↓

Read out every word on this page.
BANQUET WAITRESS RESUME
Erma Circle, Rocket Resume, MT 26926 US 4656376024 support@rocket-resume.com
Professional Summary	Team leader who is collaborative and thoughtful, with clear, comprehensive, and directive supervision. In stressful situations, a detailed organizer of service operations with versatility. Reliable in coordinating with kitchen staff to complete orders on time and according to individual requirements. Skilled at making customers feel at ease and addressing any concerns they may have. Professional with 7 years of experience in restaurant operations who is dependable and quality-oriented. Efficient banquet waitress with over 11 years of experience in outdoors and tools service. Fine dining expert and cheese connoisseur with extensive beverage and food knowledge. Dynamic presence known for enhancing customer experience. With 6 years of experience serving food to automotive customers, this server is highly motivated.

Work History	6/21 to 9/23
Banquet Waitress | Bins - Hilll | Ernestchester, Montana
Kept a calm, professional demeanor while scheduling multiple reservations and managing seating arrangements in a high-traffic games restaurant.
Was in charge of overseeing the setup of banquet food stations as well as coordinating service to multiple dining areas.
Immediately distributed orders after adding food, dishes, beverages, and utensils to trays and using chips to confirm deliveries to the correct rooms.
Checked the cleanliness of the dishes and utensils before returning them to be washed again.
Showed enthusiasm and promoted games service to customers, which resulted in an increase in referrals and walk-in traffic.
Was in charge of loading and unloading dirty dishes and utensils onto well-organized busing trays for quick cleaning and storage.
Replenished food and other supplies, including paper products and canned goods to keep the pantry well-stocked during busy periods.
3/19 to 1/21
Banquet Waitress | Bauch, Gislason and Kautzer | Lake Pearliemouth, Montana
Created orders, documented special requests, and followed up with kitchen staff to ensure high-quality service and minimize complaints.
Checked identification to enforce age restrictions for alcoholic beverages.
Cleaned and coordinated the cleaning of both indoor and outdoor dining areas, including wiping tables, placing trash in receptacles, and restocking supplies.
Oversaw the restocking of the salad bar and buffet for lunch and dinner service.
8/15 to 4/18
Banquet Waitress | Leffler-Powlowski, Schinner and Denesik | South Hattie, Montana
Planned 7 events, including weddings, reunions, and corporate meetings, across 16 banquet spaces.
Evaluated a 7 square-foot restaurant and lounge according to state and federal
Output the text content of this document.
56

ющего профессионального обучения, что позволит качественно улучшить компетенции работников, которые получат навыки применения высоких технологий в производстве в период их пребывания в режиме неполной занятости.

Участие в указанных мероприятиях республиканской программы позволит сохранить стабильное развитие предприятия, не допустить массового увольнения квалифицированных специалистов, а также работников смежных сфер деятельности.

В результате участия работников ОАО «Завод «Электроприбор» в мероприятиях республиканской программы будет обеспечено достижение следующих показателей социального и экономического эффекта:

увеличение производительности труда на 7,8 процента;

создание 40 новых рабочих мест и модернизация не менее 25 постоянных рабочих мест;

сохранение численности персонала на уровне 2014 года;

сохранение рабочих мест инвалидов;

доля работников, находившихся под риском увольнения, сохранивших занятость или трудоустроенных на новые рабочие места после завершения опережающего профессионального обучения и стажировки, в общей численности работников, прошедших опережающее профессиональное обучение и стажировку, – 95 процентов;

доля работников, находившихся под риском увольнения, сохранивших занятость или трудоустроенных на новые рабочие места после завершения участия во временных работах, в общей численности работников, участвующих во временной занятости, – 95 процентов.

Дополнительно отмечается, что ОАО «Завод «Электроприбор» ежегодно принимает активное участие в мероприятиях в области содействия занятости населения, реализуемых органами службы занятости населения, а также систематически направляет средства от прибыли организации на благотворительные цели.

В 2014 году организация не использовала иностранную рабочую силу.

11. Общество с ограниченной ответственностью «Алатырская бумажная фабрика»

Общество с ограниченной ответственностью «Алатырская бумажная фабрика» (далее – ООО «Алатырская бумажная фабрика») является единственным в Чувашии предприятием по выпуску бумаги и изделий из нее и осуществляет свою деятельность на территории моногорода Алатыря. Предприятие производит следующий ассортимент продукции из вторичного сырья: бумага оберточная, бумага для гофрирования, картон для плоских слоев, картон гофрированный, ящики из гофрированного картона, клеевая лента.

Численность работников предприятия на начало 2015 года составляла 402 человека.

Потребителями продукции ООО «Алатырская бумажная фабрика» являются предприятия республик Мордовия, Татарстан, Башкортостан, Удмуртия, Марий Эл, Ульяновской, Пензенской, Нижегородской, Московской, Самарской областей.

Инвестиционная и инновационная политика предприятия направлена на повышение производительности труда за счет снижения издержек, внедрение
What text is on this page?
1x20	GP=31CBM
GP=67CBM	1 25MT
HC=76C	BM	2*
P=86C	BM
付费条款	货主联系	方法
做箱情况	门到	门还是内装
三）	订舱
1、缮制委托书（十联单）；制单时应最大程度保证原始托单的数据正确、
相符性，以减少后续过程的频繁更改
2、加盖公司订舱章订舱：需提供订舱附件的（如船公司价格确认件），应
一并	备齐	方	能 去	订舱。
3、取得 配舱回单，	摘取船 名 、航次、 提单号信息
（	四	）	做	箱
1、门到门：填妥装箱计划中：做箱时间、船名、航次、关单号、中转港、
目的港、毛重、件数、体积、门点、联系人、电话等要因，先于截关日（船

↑

Every line from the one holding "What text is on this page?" through the final line of the listing must be echoed exactly; leave out all other lines.

What text is on this page?
1x20	GP=31CBM
GP=67CBM	1 25MT
HC=76C	BM	2*
P=86C	BM
付费条款	货主联系	方法
做箱情况	门到	门还是内装
三）	订舱
1、缮制委托书（十联单）；制单时应最大程度保证原始托单的数据正确、
相符性，以减少后续过程的频繁更改
2、加盖公司订舱章订舱：需提供订舱附件的（如船公司价格确认件），应
一并	备齐	方	能 去	订舱。
3、取得 配舱回单，	摘取船 名 、航次、 提单号信息
（	四	）	做	箱
1、门到门：填妥装箱计划中：做箱时间、船名、航次、关单号、中转港、
目的港、毛重、件数、体积、门点、联系人、电话等要因，先于截关日（船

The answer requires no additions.